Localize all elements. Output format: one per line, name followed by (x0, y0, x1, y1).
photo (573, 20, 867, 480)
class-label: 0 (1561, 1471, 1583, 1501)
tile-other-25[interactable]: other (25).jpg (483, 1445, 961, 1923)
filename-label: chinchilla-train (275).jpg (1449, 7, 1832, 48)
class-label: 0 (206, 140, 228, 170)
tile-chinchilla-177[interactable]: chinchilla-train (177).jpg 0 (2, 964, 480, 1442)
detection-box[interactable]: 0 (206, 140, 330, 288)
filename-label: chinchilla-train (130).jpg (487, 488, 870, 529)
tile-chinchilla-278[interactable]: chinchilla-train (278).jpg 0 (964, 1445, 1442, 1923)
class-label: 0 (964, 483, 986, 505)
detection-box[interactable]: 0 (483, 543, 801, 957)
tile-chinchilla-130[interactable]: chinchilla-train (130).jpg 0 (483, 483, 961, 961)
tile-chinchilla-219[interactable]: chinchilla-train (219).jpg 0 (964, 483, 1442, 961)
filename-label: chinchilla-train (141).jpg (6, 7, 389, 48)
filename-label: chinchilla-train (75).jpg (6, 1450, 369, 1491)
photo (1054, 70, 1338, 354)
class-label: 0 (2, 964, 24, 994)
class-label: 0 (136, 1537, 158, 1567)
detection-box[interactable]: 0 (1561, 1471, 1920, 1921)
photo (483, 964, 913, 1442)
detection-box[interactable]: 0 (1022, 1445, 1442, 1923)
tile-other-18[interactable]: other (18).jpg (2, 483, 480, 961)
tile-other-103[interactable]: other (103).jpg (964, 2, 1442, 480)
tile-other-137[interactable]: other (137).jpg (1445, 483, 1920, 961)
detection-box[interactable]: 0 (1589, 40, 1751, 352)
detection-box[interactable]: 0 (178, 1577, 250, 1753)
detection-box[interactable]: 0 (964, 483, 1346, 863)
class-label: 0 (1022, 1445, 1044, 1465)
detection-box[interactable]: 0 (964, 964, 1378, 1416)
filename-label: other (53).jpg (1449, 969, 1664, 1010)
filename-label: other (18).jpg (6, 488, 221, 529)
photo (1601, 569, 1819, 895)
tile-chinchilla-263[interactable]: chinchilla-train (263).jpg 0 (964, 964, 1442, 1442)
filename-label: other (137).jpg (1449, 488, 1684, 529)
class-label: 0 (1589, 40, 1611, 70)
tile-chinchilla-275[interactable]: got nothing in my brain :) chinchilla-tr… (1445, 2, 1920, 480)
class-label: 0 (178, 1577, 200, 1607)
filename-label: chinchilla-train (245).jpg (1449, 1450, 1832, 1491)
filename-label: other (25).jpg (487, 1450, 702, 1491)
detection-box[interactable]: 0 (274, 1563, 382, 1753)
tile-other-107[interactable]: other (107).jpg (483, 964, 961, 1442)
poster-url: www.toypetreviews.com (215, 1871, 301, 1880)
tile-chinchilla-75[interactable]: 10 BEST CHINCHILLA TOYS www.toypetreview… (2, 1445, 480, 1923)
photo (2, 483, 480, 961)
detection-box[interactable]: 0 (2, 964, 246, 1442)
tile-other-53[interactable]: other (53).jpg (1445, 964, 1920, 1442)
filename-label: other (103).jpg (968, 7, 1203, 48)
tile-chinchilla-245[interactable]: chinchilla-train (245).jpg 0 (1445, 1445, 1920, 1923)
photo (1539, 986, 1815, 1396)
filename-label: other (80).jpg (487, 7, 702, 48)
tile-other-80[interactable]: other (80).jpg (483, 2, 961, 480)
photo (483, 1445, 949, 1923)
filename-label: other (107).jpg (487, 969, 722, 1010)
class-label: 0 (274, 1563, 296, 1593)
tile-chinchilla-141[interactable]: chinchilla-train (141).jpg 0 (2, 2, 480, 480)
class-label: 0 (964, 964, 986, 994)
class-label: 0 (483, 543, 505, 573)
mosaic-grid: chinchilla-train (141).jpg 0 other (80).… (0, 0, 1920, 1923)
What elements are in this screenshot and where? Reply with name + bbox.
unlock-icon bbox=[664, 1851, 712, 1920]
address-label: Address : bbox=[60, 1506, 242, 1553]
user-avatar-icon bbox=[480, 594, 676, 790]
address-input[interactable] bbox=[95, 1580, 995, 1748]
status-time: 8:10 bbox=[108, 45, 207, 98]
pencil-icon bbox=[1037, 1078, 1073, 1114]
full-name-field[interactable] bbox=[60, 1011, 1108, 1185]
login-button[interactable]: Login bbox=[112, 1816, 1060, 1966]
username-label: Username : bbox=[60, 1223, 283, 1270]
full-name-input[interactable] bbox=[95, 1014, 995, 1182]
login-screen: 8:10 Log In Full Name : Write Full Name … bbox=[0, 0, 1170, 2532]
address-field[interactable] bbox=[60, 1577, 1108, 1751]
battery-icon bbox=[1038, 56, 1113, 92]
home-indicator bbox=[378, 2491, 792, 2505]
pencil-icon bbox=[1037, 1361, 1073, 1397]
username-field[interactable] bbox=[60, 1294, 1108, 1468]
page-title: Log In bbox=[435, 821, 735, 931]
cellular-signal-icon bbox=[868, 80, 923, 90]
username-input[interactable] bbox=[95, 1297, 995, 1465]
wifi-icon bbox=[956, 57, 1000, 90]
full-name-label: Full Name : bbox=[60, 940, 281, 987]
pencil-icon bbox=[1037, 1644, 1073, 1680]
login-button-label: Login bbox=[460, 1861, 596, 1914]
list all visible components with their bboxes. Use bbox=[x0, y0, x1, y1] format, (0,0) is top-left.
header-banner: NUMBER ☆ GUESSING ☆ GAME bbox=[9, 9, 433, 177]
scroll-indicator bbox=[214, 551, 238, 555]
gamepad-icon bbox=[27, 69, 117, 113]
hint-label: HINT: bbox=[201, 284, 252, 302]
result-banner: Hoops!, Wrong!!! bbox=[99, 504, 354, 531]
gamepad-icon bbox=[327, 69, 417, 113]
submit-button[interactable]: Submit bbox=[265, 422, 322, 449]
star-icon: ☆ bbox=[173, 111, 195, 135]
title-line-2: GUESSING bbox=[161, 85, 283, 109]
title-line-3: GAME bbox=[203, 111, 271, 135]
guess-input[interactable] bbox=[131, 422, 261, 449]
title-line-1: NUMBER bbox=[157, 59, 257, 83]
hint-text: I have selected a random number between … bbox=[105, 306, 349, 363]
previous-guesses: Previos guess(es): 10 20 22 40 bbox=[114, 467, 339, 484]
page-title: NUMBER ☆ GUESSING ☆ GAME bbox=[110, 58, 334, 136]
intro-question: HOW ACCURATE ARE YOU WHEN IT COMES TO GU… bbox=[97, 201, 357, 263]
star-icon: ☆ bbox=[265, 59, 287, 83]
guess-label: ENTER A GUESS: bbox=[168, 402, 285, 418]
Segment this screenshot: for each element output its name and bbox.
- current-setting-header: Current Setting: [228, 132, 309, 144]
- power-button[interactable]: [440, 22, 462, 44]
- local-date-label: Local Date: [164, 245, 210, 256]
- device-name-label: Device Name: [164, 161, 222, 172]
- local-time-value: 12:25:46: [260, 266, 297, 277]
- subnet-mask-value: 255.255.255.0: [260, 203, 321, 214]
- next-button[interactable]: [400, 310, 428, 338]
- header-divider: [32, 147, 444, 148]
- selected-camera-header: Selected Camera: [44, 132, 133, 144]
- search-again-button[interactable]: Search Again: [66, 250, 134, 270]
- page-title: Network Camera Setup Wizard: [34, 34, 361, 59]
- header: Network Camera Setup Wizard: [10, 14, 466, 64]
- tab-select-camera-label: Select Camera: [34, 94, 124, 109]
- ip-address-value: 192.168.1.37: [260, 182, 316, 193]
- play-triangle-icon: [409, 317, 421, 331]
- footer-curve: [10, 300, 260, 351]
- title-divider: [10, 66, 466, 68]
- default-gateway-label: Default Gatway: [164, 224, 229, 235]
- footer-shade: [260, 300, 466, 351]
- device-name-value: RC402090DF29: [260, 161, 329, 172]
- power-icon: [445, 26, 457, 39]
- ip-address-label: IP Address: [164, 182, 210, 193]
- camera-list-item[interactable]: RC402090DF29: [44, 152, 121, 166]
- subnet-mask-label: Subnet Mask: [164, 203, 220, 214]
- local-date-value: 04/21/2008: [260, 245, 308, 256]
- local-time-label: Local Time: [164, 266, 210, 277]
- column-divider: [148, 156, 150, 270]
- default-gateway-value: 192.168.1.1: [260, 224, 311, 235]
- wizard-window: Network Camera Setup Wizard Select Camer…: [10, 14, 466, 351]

_Task objective:_ Could you rewrite everything from the start of the records down to the line containing "class-label: 0 (206, 140, 228, 170)", with "Localize" changed to "Locate" and nothing else altered? Give only those lines.

_In response:_
Locate all elements. Output format: one per line, name followed by (x0, y0, x1, y1).
photo (573, 20, 867, 480)
class-label: 0 (1561, 1471, 1583, 1501)
tile-other-25[interactable]: other (25).jpg (483, 1445, 961, 1923)
filename-label: chinchilla-train (275).jpg (1449, 7, 1832, 48)
class-label: 0 (206, 140, 228, 170)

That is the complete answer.